──────── Data for processing

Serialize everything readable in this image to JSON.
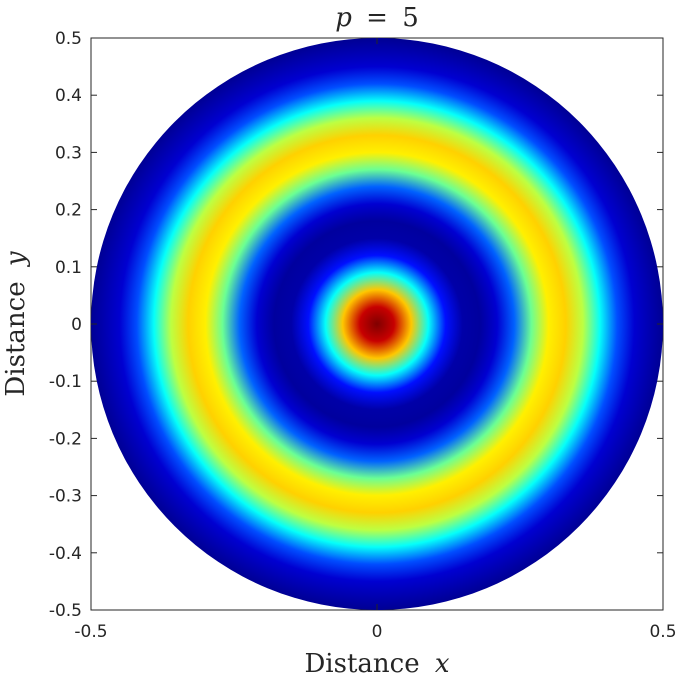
{
  "chart_data": {
    "type": "heatmap",
    "title": {
      "variable": "p",
      "operator": "=",
      "value": "5"
    },
    "xlabel": {
      "text": "Distance",
      "variable": "x"
    },
    "ylabel": {
      "text": "Distance",
      "variable": "y"
    },
    "xlim": [
      -0.5,
      0.5
    ],
    "ylim": [
      -0.5,
      0.5
    ],
    "xticks": [
      -0.5,
      0,
      0.5
    ],
    "xtick_labels": [
      "-0.5",
      "0",
      "0.5"
    ],
    "yticks": [
      0.5,
      0.4,
      0.3,
      0.2,
      0.1,
      0,
      -0.1,
      -0.2,
      -0.3,
      -0.4,
      -0.5
    ],
    "ytick_labels": [
      "0.5",
      "0.4",
      "0.3",
      "0.2",
      "0.1",
      "0",
      "-0.1",
      "-0.2",
      "-0.3",
      "-0.4",
      "-0.5"
    ],
    "domain": "disk",
    "domain_radius": 0.5,
    "colormap": "jet",
    "grid": false,
    "radial_profile": {
      "r": [
        0.0,
        0.03,
        0.06,
        0.09,
        0.12,
        0.15,
        0.18,
        0.21,
        0.24,
        0.27,
        0.3,
        0.33,
        0.36,
        0.39,
        0.42,
        0.45,
        0.5
      ],
      "value": [
        1.0,
        0.93,
        0.68,
        0.38,
        0.14,
        0.04,
        0.03,
        0.08,
        0.22,
        0.48,
        0.64,
        0.67,
        0.56,
        0.38,
        0.2,
        0.08,
        0.02
      ]
    }
  }
}
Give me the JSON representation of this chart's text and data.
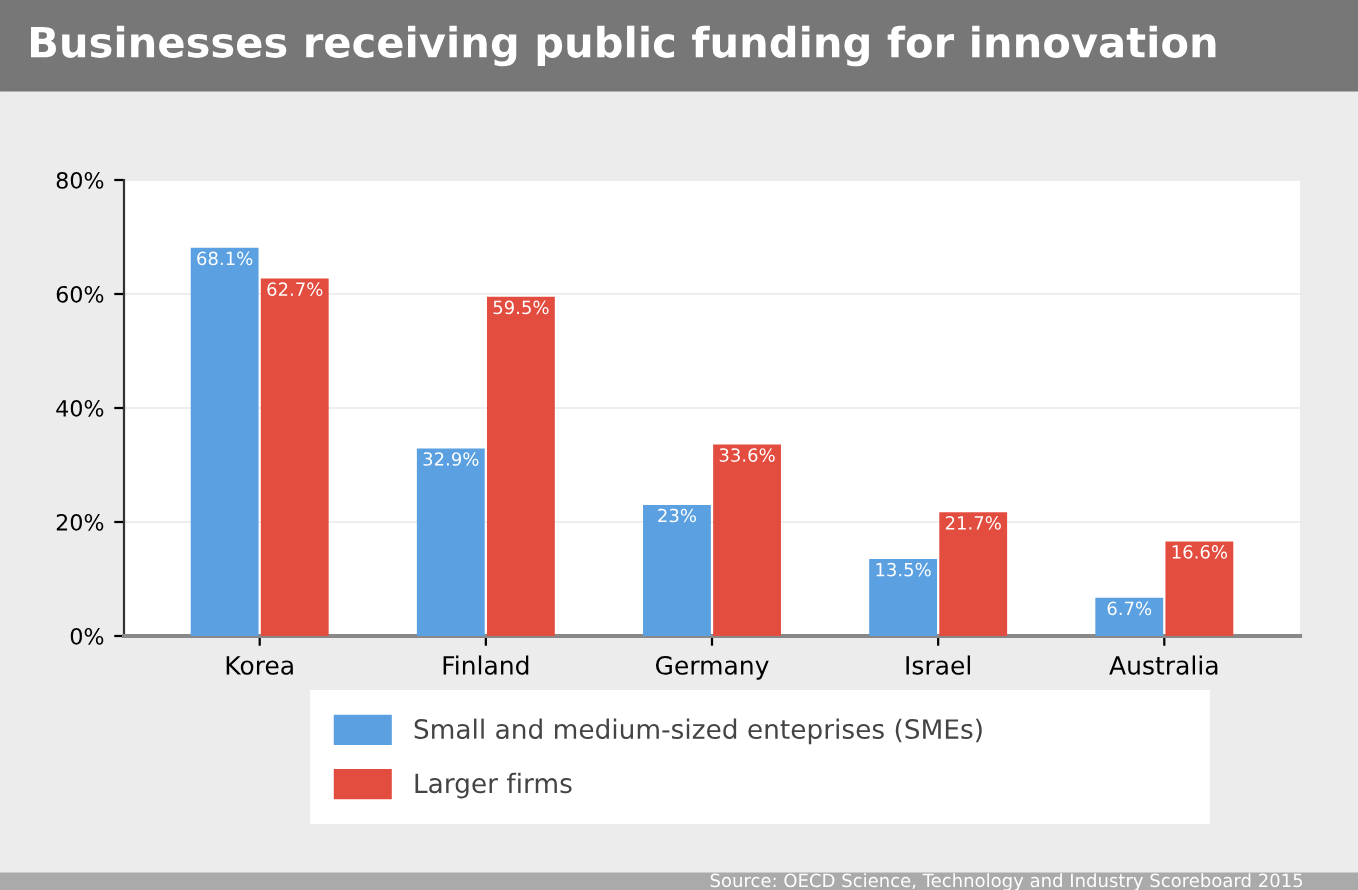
{
  "chart_data": {
    "type": "bar",
    "title": "Businesses receiving public funding for innovation",
    "categories": [
      "Korea",
      "Finland",
      "Germany",
      "Israel",
      "Australia"
    ],
    "series": [
      {
        "name": "Small and medium-sized enteprises (SMEs)",
        "color": "#5ba0e0",
        "values": [
          68.1,
          32.9,
          23,
          13.5,
          6.7
        ],
        "value_labels": [
          "68.1%",
          "32.9%",
          "23%",
          "13.5%",
          "6.7%"
        ]
      },
      {
        "name": "Larger firms",
        "color": "#e34d3f",
        "values": [
          62.7,
          59.5,
          33.6,
          21.7,
          16.6
        ],
        "value_labels": [
          "62.7%",
          "59.5%",
          "33.6%",
          "21.7%",
          "16.6%"
        ]
      }
    ],
    "ylim": [
      0,
      80
    ],
    "yticks": [
      {
        "value": 0,
        "label": "0%"
      },
      {
        "value": 20,
        "label": "20%"
      },
      {
        "value": 40,
        "label": "40%"
      },
      {
        "value": 60,
        "label": "60%"
      },
      {
        "value": 80,
        "label": "80%"
      }
    ],
    "grid": "y",
    "legend": "bottom",
    "annotations": [
      "Source: OECD Science, Technology and Industry Scoreboard 2015"
    ]
  }
}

────────────────

→ Goal
Count the lines of the material that include the word "title", then report only the total.

→ The output
2